# Your task:
Consider the records below. How many of their lines include the word "text"? State the number and nothing else.

# Records to process:
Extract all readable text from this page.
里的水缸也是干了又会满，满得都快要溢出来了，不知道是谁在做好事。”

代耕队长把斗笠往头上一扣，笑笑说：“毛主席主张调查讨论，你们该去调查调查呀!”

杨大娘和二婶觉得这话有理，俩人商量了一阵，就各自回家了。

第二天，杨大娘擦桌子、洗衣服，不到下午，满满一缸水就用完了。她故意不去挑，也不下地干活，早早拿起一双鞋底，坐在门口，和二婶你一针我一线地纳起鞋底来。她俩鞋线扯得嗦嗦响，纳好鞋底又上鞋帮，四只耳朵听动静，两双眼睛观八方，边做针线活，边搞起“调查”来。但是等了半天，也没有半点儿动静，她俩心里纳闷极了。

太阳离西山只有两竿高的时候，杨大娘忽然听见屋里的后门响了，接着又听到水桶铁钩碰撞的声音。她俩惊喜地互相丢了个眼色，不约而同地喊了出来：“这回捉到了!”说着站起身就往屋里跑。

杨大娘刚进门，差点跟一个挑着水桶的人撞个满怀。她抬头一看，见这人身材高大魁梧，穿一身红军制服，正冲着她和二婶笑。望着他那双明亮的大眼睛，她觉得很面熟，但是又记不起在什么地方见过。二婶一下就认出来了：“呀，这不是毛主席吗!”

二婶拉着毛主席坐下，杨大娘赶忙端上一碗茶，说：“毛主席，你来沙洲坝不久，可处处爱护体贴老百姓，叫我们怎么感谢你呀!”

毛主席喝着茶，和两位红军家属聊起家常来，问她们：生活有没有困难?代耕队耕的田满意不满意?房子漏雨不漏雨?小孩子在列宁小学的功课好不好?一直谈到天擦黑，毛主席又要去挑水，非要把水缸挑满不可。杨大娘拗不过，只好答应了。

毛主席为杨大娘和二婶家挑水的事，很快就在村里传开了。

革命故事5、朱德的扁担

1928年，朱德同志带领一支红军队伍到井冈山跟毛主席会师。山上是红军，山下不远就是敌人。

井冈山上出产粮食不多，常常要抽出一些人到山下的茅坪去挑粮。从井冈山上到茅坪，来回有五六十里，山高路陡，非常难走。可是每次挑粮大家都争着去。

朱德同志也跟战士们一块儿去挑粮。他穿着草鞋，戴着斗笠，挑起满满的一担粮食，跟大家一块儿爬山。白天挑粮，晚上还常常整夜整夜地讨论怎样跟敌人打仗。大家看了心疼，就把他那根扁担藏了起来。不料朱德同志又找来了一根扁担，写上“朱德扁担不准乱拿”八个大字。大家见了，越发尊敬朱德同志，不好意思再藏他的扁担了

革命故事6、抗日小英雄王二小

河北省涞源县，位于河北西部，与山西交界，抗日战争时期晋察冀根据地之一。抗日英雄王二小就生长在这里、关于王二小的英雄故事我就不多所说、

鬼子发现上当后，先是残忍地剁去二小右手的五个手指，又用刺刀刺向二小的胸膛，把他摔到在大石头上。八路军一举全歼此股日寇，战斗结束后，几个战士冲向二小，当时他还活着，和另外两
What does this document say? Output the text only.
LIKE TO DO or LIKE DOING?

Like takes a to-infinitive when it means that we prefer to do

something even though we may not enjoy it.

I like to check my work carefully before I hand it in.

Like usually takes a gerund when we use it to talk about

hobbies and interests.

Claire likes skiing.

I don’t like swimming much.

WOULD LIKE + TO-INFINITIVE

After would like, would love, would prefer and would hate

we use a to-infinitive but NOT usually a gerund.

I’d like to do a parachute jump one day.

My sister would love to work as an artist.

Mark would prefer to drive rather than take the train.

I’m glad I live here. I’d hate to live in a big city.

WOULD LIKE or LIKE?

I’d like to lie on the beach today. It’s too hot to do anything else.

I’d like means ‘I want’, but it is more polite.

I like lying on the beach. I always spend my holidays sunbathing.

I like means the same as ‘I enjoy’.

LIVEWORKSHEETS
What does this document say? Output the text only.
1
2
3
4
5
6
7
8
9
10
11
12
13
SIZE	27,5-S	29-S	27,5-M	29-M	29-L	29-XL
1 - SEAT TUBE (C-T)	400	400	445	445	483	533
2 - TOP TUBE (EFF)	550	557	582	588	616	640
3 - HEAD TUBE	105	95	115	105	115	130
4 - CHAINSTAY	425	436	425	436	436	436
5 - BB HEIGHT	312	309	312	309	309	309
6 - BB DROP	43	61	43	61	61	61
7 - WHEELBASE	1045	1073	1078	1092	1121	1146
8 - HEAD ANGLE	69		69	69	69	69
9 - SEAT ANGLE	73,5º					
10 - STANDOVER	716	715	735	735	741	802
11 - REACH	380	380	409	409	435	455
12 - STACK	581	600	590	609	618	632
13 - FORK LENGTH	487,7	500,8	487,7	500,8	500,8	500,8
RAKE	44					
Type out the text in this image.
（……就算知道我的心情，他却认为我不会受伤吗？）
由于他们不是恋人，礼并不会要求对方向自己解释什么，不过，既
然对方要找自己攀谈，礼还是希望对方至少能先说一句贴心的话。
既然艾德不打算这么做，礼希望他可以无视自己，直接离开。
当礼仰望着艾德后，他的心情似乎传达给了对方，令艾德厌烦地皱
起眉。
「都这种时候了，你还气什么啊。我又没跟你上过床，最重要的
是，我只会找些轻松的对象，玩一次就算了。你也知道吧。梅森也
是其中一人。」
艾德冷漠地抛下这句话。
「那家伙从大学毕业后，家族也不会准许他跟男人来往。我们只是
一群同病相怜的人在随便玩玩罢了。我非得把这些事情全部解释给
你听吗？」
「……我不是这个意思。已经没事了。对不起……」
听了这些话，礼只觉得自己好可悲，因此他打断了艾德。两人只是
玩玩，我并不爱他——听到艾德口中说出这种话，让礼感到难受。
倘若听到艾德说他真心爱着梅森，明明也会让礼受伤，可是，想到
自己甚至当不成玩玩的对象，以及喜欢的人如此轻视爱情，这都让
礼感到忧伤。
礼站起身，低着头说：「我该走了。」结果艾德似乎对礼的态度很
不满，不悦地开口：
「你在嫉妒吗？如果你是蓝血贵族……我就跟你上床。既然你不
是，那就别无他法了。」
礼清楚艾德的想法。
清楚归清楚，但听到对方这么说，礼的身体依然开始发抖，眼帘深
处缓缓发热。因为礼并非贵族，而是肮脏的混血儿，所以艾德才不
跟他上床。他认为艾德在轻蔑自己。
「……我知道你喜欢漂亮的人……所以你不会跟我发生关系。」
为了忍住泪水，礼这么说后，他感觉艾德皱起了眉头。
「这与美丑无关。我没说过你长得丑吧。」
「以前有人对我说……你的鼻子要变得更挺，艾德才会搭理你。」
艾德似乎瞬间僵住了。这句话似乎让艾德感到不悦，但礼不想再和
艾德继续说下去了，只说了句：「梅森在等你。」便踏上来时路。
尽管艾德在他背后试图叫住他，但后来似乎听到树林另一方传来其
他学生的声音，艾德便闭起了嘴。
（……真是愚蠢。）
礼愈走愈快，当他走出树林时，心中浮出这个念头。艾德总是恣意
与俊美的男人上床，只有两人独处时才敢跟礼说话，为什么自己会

# Output for this exercise:
4